## Problem description
Please look for the string "wäre" below and report every line in which it occurs.

----- Input records

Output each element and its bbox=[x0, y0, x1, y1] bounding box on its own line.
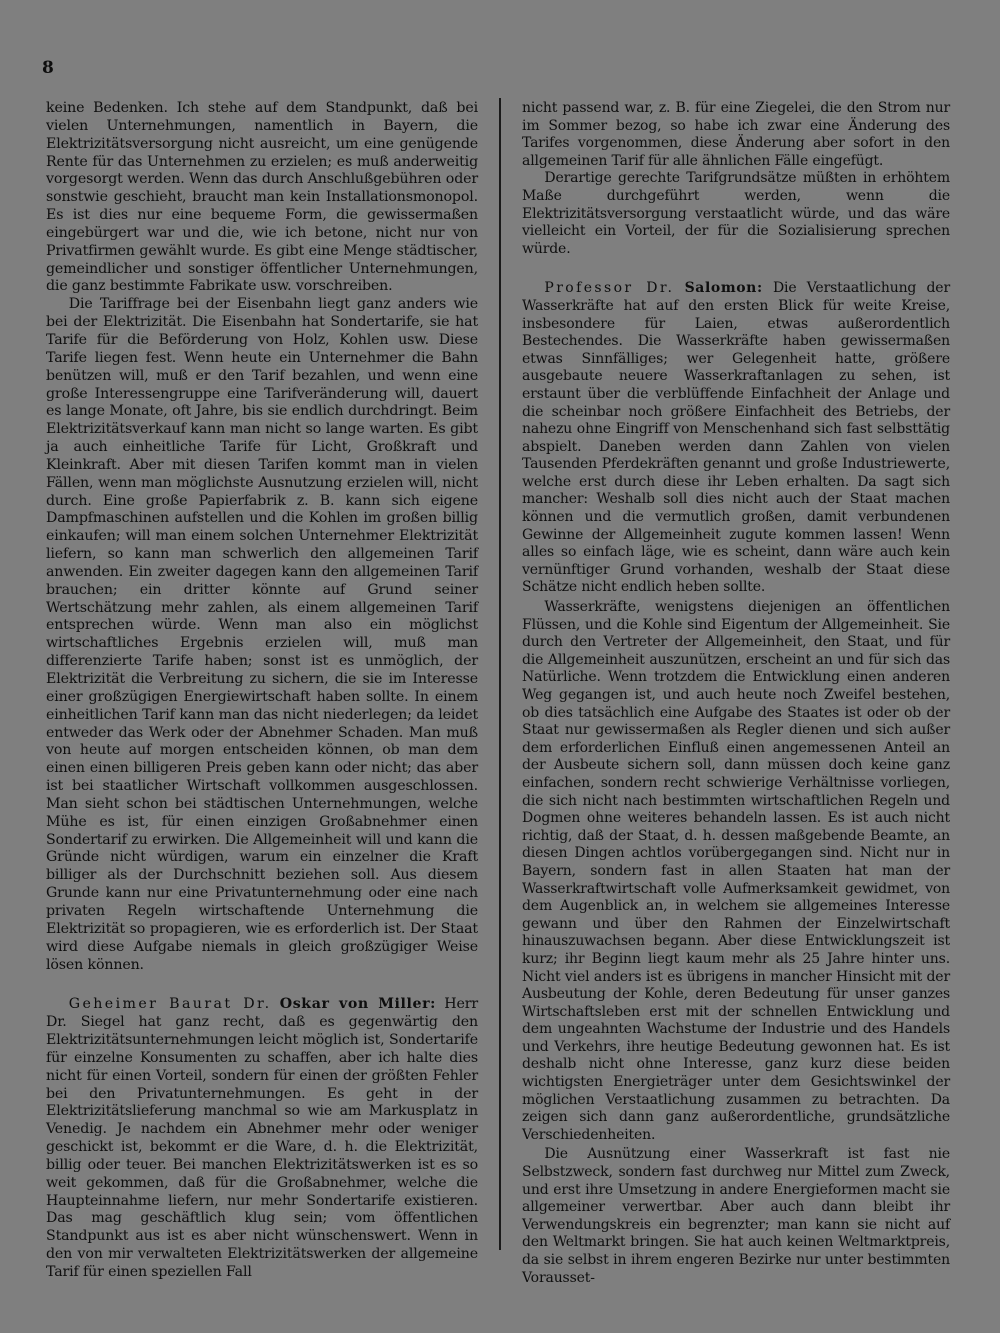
speech-text: Herr Dr. Siegel hat ganz recht, daß es gegenwärtig den Elektrizitätsunternehmungen leicht möglich ist, Sondertarife für einzelne Konsumenten zu schaffen, aber ich halte dies nicht für einen Vorteil, sondern für einen der größten Fehler bei den Privatunternehmungen. Es geht in der Elektrizitätslieferung manchmal so wie am Markusplatz in Venedig. Je nachdem ein Abnehmer mehr oder weniger geschickt ist, bekommt er die Ware, d. h. die Elektrizität, billig oder teuer. Bei manchen Elektrizitätswerken ist es so weit gekommen, daß für die Großabnehmer, welche die Haupteinnahme liefern, nur mehr Sondertarife existieren. Das mag geschäftlich klug sein; vom öffentlichen Standpunkt aus ist es aber nicht wünschenswert. Wenn in den von mir verwalteten Elektrizitätswerken der allgemeine Tarif für einen speziellen Fall bbox=[46, 996, 478, 1280]
column-divider bbox=[499, 98, 501, 1250]
paragraph: keine Bedenken. Ich stehe auf dem Standpunkt, daß bei vielen Unternehmungen, namentlich in Bayern, die Elektrizitätsversorgung nicht ausreicht, um eine genügende Rente für das Unternehmen zu erzielen; es muß anderweitig vorgesorgt werden. Wenn das durch Anschlußgebühren oder sonstwie geschieht, braucht man kein Installationsmonopol. Es ist dies nur eine bequeme Form, die gewissermaßen eingebürgert war und die, wie ich betone, nicht nur von Privatfirmen gewählt wurde. Es gibt eine Menge städtischer, gemeindlicher und sonstiger öffentlicher Unternehmungen, die ganz bestimmte Fabrikate usw. vorschreiben. bbox=[46, 100, 478, 295]
right-column bbox=[522, 100, 950, 1287]
speech-paragraph bbox=[522, 280, 950, 597]
speaker-title: Professor Dr. bbox=[544, 280, 675, 297]
speaker-name: Salomon: bbox=[684, 280, 763, 297]
speech-paragraph bbox=[46, 996, 478, 1282]
paragraph: Die Ausnützung einer Wasserkraft ist fast nie Selbstzweck, sondern fast durchweg nur Mittel zum Zweck, und erst ihre Umsetzung in andere Energieformen macht sie allgemeiner verwertbar. Aber auch dann bleibt ihr Verwendungskreis ein begrenzter; man kann sie nicht auf den Weltmarkt bringen. Sie hat auch keinen Weltmarktpreis, da sie selbst in ihrem engeren Bezirke nur unter bestimmten Vorausset- bbox=[522, 1146, 950, 1286]
paragraph: Wasserkräfte, wenigstens diejenigen an öffentlichen Flüssen, und die Kohle sind Eigentum der Allgemeinheit. Sie durch den Vertreter der Allgemeinheit, den Staat, und für die Allgemeinheit auszunützen, erscheint an und für sich das Natürliche. Wenn trotzdem die Entwicklung einen anderen Weg gegangen ist, und auch heute noch Zweifel bestehen, ob dies tatsächlich eine Aufgabe des Staates ist oder ob der Staat nur gewissermaßen als Regler dienen und sich außer dem erforderlichen Einfluß einen angemessenen Anteil an der Ausbeute sichern soll, dann müssen doch keine ganz einfachen, sondern recht schwierige Verhältnisse vorliegen, die sich nicht nach bestimmten wirtschaftlichen Regeln und Dogmen ohne weiteres behandeln lassen. Es ist auch nicht richtig, daß der Staat, d. h. dessen maßgebende Beamte, an diesen Dingen achtlos vorübergegangen sind. Nicht nur in Bayern, sondern fast in allen Staaten hat man der Wasserkraftwirtschaft volle Aufmerksamkeit gewidmet, von dem Augenblick an, in welchem sie allgemeines Interesse gewann und über den Rahmen der Einzelwirtschaft hinauszuwachsen begann. Aber diese Entwicklungszeit ist kurz; ihr Beginn liegt kaum mehr als 25 Jahre hinter uns. Nicht viel anders ist es übrigens in mancher Hinsicht mit der Ausbeutung der Kohle, deren Bedeutung für unser ganzes Wirtschaftsleben erst mit der schnellen Entwicklung und dem ungeahnten Wachstume der Industrie und des Handels und Verkehrs, ihre heutige Bedeutung gewonnen hat. Es ist deshalb nicht ohne Interesse, ganz kurz diese beiden wichtigsten Energieträger unter dem Gesichtswinkel der möglichen Verstaatlichung zusammen zu betrachten. Da zeigen sich dann ganz außerordentliche, grundsätzliche Verschiedenheiten. bbox=[522, 599, 950, 1143]
paragraph: Derartige gerechte Tarifgrundsätze müßten in erhöhtem Maße durchgeführt werden, wenn die Elektrizitätsversorgung verstaatlicht würde, und das wäre vielleicht ein Vorteil, der für die Sozialisierung sprechen würde. bbox=[522, 170, 950, 257]
paragraph: Die Tariffrage bei der Eisenbahn liegt ganz anders wie bei der Elektrizität. Die Eisenbahn hat Sondertarife, sie hat Tarife für die Beförderung von Holz, Kohlen usw. Diese Tarife liegen fest. Wenn heute ein Unternehmer die Bahn benützen will, muß er den Tarif bezahlen, und wenn eine große Interessengruppe eine Tarifveränderung will, dauert es lange Monate, oft Jahre, bis sie endlich durchdringt. Beim Elektrizitätsverkauf kann man nicht so lange warten. Es gibt ja auch einheitliche Tarife für Licht, Großkraft und Kleinkraft. Aber mit diesen Tarifen kommt man in vielen Fällen, wenn man möglichste Ausnutzung erzielen will, nicht durch. Eine große Papierfabrik z. B. kann sich eigene Dampfmaschinen aufstellen und die Kohlen im großen billig einkaufen; will man einem solchen Unternehmer Elektrizität liefern, so kann man schwerlich den allgemeinen Tarif anwenden. Ein zweiter dagegen kann den allgemeinen Tarif brauchen; ein dritter könnte auf Grund seiner Wertschätzung mehr zahlen, als einem allgemeinen Tarif entsprechen würde. Wenn man also ein möglichst wirtschaftliches Ergebnis erzielen will, muß man differenzierte Tarife haben; sonst ist es unmöglich, der Elektrizität die Verbreitung zu sichern, die sie im Interesse einer großzügigen Energiewirtschaft haben sollte. In einem einheitlichen Tarif kann man das nicht niederlegen; da leidet entweder das Werk oder der Abnehmer Schaden. Man muß von heute auf morgen entscheiden können, ob man dem einen einen billigeren Preis geben kann oder nicht; das aber ist bei staatlicher Wirtschaft vollkommen ausgeschlossen. Man sieht schon bei städtischen Unternehmungen, welche Mühe es ist, für einen einzigen Großabnehmer einen Sondertarif zu erwirken. Die Allgemeinheit will und kann die Gründe nicht würdigen, warum ein einzelner die Kraft billiger als der Durchschnitt beziehen soll. Aus diesem Grunde kann nur eine Privatunternehmung oder eine nach privaten Regeln wirtschaftende Unternehmung die Elektrizität so propagieren, wie es erforderlich ist. Der Staat wird diese Aufgabe niemals in gleich großzügiger Weise lösen können. bbox=[46, 296, 478, 973]
page-number: 8 bbox=[42, 58, 54, 78]
left-column bbox=[46, 100, 478, 1282]
speaker-name: Oskar von Miller: bbox=[279, 996, 437, 1013]
speaker-title: Geheimer Baurat Dr. bbox=[68, 996, 272, 1013]
paragraph: nicht passend war, z. B. für eine Ziegelei, die den Strom nur im Sommer bezog, so habe ich zwar eine Änderung des Tarifes vorgenommen, diese Änderung aber sofort in den allgemeinen Tarif für alle ähnlichen Fälle eingefügt. bbox=[522, 100, 950, 169]
speech-text: Die Verstaatlichung der Wasserkräfte hat auf den ersten Blick für weite Kreise, insbesondere für Laien, etwas außerordentlich Bestechendes. Die Wasserkräfte haben gewissermaßen etwas Sinnfälliges; wer Gelegenheit hatte, größere ausgebaute neuere Wasserkraftanlagen zu sehen, ist erstaunt über die verblüffende Einfachheit der Anlage und die scheinbar noch größere Einfachheit des Betriebs, der nahezu ohne Eingriff von Menschenhand sich fast selbsttätig abspielt. Daneben werden dann Zahlen von vielen Tausenden Pferdekräften genannt und große Industriewerte, welche erst durch diese ihr Leben erhalten. Da sagt sich mancher: Weshalb soll dies nicht auch der Staat machen können und die vermutlich großen, damit verbundenen Gewinne der Allgemeinheit zugute kommen lassen! Wenn alles so einfach läge, wie es scheint, dann wäre auch kein vernünftiger Grund vorhanden, weshalb der Staat diese Schätze nicht endlich heben sollte. bbox=[522, 280, 950, 596]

----------

## Finished exercise
paragraph: Derartige gerechte Tarifgrundsätze müßten in erhöhtem Maße durchgeführt werden, wenn die Elektrizitätsversorgung verstaatlicht würde, und das wäre vielleicht ein Vorteil, der für die Sozialisierung sprechen würde. bbox=[522, 170, 950, 257]
speech-text: Die Verstaatlichung der Wasserkräfte hat auf den ersten Blick für weite Kreise, insbesondere für Laien, etwas außerordentlich Bestechendes. Die Wasserkräfte haben gewissermaßen etwas Sinnfälliges; wer Gelegenheit hatte, größere ausgebaute neuere Wasserkraftanlagen zu sehen, ist erstaunt über die verblüffende Einfachheit der Anlage und die scheinbar noch größere Einfachheit des Betriebs, der nahezu ohne Eingriff von Menschenhand sich fast selbsttätig abspielt. Daneben werden dann Zahlen von vielen Tausenden Pferdekräften genannt und große Industriewerte, welche erst durch diese ihr Leben erhalten. Da sagt sich mancher: Weshalb soll dies nicht auch der Staat machen können und die vermutlich großen, damit verbundenen Gewinne der Allgemeinheit zugute kommen lassen! Wenn alles so einfach läge, wie es scheint, dann wäre auch kein vernünftiger Grund vorhanden, weshalb der Staat diese Schätze nicht endlich heben sollte. bbox=[522, 280, 950, 596]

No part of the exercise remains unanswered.